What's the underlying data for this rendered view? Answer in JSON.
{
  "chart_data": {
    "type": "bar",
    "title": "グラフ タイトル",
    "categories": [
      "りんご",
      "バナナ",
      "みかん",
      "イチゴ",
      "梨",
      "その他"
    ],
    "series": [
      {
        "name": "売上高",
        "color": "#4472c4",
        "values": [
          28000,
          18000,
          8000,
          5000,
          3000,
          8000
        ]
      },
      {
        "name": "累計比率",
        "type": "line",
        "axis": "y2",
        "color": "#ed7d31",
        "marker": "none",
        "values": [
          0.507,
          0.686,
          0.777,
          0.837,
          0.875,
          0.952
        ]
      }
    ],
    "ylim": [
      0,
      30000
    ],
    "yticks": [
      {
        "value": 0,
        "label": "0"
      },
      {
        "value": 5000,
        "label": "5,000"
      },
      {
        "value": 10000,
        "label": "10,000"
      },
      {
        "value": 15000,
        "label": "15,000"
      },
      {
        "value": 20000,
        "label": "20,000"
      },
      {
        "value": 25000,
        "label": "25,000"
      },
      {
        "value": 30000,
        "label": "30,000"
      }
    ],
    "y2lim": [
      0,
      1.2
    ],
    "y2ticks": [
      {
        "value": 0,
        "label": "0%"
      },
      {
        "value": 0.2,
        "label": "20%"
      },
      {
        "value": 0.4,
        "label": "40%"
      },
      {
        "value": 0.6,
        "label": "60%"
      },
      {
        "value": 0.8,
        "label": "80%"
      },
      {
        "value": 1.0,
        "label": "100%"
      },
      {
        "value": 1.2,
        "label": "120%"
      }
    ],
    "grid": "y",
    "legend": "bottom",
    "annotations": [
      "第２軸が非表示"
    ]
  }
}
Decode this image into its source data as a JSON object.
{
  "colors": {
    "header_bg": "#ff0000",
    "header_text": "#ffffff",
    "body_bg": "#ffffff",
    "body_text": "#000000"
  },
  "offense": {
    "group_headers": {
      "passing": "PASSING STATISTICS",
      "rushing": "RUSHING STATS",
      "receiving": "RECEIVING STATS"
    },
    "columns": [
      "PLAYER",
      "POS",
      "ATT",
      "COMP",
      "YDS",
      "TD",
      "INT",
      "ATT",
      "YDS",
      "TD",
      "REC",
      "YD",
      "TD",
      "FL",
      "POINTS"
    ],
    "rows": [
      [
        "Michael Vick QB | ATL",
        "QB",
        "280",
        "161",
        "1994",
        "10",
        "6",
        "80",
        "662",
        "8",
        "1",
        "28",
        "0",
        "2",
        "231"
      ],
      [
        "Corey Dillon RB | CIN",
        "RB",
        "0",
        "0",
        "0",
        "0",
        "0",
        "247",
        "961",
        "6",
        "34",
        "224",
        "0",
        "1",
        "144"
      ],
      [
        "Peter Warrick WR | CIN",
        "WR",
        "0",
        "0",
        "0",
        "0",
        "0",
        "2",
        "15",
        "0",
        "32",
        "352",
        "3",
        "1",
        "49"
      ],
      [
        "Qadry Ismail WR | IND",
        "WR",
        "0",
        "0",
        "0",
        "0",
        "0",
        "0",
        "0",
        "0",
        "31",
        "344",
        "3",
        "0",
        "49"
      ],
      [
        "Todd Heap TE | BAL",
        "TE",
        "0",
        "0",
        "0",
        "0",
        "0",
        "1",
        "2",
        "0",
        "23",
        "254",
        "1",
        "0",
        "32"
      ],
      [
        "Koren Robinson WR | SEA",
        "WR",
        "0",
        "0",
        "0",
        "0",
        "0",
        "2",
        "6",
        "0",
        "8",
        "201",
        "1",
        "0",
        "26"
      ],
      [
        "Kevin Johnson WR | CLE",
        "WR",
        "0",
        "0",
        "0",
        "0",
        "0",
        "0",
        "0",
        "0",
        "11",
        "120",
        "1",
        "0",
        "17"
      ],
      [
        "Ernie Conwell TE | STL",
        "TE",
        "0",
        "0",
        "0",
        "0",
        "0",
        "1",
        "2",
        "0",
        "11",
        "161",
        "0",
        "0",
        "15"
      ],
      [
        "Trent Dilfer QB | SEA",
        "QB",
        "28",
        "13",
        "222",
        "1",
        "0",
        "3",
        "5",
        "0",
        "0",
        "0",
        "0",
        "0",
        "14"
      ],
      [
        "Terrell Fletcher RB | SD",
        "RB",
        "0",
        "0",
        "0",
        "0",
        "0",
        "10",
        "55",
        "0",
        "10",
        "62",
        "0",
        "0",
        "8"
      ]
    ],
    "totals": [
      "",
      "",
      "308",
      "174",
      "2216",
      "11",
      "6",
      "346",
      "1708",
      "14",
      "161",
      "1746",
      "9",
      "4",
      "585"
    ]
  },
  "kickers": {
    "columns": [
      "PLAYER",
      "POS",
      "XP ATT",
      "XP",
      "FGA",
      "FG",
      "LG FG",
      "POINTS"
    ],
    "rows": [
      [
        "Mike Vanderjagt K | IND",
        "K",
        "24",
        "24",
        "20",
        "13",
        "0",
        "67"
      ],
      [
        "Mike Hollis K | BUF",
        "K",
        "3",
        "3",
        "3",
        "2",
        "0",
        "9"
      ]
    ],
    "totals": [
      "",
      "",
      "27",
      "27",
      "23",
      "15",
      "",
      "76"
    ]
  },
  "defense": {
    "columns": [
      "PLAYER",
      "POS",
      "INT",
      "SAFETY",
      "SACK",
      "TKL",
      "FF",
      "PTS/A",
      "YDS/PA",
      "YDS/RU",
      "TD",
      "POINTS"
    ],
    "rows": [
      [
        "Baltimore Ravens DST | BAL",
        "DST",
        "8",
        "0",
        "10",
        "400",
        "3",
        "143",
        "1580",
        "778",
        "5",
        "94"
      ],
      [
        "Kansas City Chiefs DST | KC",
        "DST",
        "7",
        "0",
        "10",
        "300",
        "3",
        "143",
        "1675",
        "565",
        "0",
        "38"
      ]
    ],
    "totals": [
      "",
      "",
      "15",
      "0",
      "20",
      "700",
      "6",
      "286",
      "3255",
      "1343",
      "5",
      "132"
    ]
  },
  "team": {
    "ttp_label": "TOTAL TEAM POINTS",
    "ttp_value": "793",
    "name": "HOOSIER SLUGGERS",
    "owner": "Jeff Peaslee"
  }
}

- - - -

### What this task involves:
Look through the records and gather every line containing "JSON".

### Response to this exercise:
What's the underlying data for this rendered view? Answer in JSON.
Decode this image into its source data as a JSON object.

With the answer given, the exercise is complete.